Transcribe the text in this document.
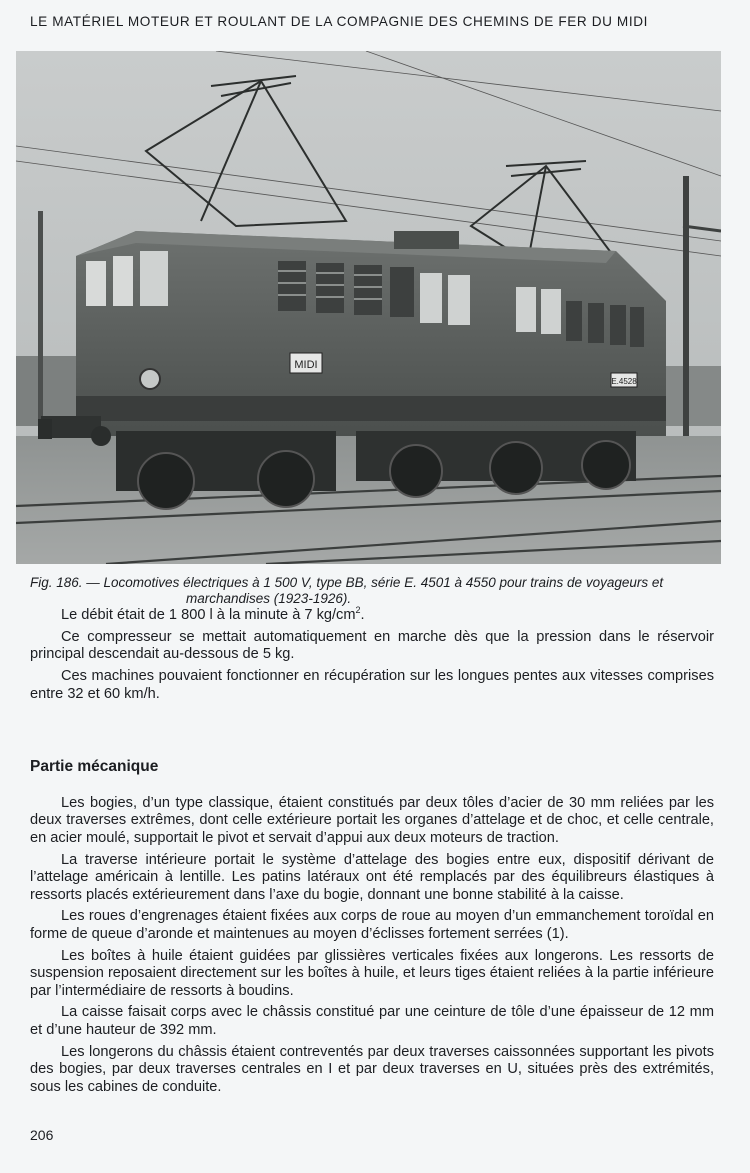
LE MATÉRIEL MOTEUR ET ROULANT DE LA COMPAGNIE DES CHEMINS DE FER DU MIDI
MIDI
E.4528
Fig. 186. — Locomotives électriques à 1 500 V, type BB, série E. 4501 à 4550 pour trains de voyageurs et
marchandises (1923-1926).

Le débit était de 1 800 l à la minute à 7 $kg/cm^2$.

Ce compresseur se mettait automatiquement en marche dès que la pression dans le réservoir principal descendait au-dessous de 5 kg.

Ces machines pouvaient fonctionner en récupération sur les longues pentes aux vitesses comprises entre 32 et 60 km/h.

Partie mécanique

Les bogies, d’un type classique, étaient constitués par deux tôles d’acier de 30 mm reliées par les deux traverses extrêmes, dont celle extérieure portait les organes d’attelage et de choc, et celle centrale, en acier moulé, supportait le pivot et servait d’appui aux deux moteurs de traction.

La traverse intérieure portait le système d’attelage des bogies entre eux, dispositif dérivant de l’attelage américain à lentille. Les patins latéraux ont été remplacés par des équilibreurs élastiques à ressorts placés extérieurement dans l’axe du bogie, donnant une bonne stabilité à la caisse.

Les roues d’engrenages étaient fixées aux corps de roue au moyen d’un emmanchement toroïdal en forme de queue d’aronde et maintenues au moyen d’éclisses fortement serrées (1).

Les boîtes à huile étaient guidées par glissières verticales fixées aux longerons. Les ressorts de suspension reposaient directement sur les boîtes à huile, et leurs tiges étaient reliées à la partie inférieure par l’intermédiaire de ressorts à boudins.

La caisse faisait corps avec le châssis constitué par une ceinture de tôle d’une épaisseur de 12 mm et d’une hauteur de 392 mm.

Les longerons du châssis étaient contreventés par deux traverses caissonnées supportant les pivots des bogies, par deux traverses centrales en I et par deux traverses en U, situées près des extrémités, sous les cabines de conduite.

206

═══

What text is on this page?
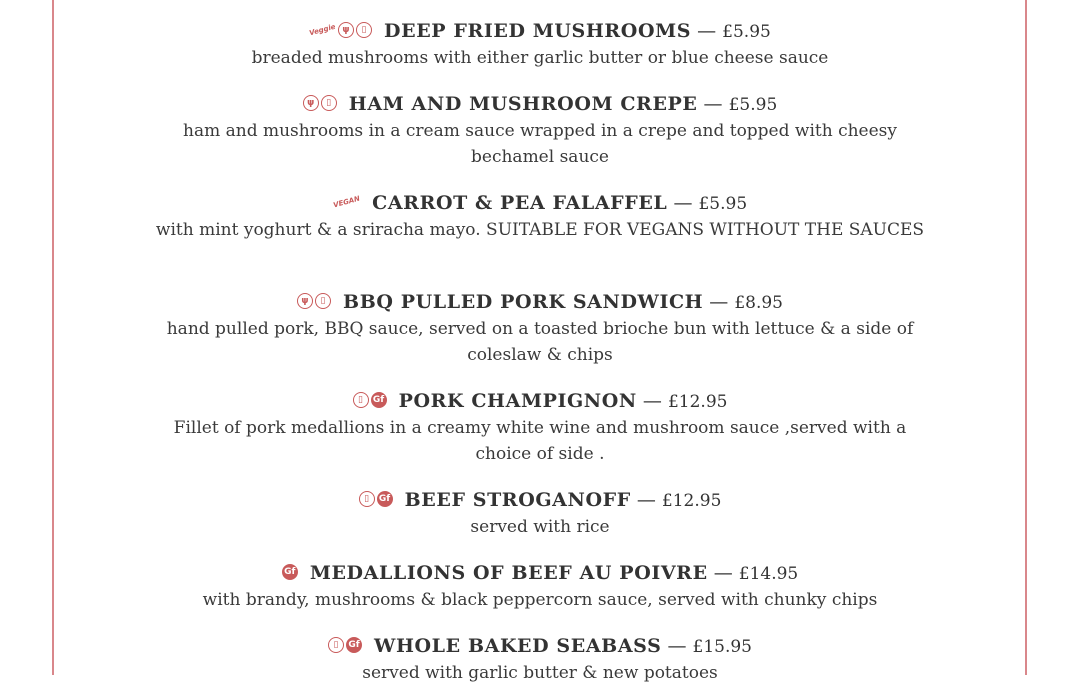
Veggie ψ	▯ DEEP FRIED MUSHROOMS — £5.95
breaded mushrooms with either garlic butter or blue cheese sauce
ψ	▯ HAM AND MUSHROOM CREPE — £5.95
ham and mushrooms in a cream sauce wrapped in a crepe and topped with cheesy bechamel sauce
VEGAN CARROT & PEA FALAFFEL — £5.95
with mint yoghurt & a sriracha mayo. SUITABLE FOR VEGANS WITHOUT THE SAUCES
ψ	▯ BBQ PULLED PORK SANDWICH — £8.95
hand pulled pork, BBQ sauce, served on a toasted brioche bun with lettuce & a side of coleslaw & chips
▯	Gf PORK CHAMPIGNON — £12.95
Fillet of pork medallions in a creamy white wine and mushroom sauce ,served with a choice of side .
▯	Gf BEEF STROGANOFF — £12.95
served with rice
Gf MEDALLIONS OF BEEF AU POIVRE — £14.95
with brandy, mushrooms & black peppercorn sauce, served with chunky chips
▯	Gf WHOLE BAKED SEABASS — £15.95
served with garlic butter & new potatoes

═══

| Requirements |
Pick out and copy the lines of the material that include the word "butter".

| Exercise response |
breaded mushrooms with either garlic butter or blue cheese sauce
served with garlic butter & new potatoes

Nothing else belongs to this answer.